▸ **Material provided**
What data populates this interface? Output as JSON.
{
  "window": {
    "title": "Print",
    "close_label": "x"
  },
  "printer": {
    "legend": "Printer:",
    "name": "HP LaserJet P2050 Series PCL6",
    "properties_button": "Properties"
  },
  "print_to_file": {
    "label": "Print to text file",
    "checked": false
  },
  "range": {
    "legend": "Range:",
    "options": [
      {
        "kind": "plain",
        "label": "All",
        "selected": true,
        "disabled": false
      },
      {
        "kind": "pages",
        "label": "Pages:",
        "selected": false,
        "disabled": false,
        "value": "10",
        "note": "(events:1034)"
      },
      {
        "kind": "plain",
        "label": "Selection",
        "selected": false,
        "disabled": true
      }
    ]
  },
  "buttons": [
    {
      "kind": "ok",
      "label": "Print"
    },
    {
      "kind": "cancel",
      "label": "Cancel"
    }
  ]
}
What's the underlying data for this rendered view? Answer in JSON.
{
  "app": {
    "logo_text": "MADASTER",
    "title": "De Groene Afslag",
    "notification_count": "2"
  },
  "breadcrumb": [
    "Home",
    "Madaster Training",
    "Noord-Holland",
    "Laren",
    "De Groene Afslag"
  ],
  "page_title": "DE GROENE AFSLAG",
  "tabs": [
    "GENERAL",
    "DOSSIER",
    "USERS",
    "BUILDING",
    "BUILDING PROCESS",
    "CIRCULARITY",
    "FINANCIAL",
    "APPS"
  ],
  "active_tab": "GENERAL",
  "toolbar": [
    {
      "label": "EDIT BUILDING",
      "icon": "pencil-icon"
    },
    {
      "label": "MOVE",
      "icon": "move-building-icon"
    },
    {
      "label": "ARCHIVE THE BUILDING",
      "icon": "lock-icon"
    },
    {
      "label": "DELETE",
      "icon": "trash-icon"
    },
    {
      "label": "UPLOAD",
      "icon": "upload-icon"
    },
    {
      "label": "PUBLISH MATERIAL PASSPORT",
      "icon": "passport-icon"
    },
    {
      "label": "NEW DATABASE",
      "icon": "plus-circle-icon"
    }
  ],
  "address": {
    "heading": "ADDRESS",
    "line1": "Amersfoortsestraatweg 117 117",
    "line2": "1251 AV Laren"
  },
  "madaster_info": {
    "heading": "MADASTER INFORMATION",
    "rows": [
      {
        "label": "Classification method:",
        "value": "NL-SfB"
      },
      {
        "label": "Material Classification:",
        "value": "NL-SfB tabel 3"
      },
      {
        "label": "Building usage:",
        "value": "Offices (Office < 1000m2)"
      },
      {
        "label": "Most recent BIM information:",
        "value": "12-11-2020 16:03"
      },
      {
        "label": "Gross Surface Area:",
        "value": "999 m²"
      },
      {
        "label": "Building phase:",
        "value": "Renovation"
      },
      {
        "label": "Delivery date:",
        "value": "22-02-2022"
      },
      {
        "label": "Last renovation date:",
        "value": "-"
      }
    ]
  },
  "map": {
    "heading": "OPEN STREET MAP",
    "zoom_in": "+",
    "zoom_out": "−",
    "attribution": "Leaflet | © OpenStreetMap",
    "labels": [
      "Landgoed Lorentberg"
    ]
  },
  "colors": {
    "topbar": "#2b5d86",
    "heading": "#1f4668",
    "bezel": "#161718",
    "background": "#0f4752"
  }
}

▸ **Exercise objective**
Transcribe the material exactly as it reads.

▸ **Answer to this problem**
What data populates this interface? Output as JSON.
{
  "window": {
    "title": "Print",
    "close_label": "x"
  },
  "printer": {
    "legend": "Printer:",
    "name": "HP LaserJet P2050 Series PCL6",
    "properties_button": "Properties"
  },
  "print_to_file": {
    "label": "Print to text file",
    "checked": false
  },
  "range": {
    "legend": "Range:",
    "options": [
      {
        "kind": "plain",
        "label": "All",
        "selected": true,
        "disabled": false
      },
      {
        "kind": "pages",
        "label": "Pages:",
        "selected": false,
        "disabled": false,
        "value": "10",
        "note": "(events:1034)"
      },
      {
        "kind": "plain",
        "label": "Selection",
        "selected": false,
        "disabled": true
      }
    ]
  },
  "buttons": [
    {
      "kind": "ok",
      "label": "Print"
    },
    {
      "kind": "cancel",
      "label": "Cancel"
    }
  ]
}
What's the underlying data for this rendered view? Answer in JSON.
{
  "app": {
    "logo_text": "MADASTER",
    "title": "De Groene Afslag",
    "notification_count": "2"
  },
  "breadcrumb": [
    "Home",
    "Madaster Training",
    "Noord-Holland",
    "Laren",
    "De Groene Afslag"
  ],
  "page_title": "DE GROENE AFSLAG",
  "tabs": [
    "GENERAL",
    "DOSSIER",
    "USERS",
    "BUILDING",
    "BUILDING PROCESS",
    "CIRCULARITY",
    "FINANCIAL",
    "APPS"
  ],
  "active_tab": "GENERAL",
  "toolbar": [
    {
      "label": "EDIT BUILDING",
      "icon": "pencil-icon"
    },
    {
      "label": "MOVE",
      "icon": "move-building-icon"
    },
    {
      "label": "ARCHIVE THE BUILDING",
      "icon": "lock-icon"
    },
    {
      "label": "DELETE",
      "icon": "trash-icon"
    },
    {
      "label": "UPLOAD",
      "icon": "upload-icon"
    },
    {
      "label": "PUBLISH MATERIAL PASSPORT",
      "icon": "passport-icon"
    },
    {
      "label": "NEW DATABASE",
      "icon": "plus-circle-icon"
    }
  ],
  "address": {
    "heading": "ADDRESS",
    "line1": "Amersfoortsestraatweg 117 117",
    "line2": "1251 AV Laren"
  },
  "madaster_info": {
    "heading": "MADASTER INFORMATION",
    "rows": [
      {
        "label": "Classification method:",
        "value": "NL-SfB"
      },
      {
        "label": "Material Classification:",
        "value": "NL-SfB tabel 3"
      },
      {
        "label": "Building usage:",
        "value": "Offices (Office < 1000m2)"
      },
      {
        "label": "Most recent BIM information:",
        "value": "12-11-2020 16:03"
      },
      {
        "label": "Gross Surface Area:",
        "value": "999 m²"
      },
      {
        "label": "Building phase:",
        "value": "Renovation"
      },
      {
        "label": "Delivery date:",
        "value": "22-02-2022"
      },
      {
        "label": "Last renovation date:",
        "value": "-"
      }
    ]
  },
  "map": {
    "heading": "OPEN STREET MAP",
    "zoom_in": "+",
    "zoom_out": "−",
    "attribution": "Leaflet | © OpenStreetMap",
    "labels": [
      "Landgoed Lorentberg"
    ]
  },
  "colors": {
    "topbar": "#2b5d86",
    "heading": "#1f4668",
    "bezel": "#161718",
    "background": "#0f4752"
  }
}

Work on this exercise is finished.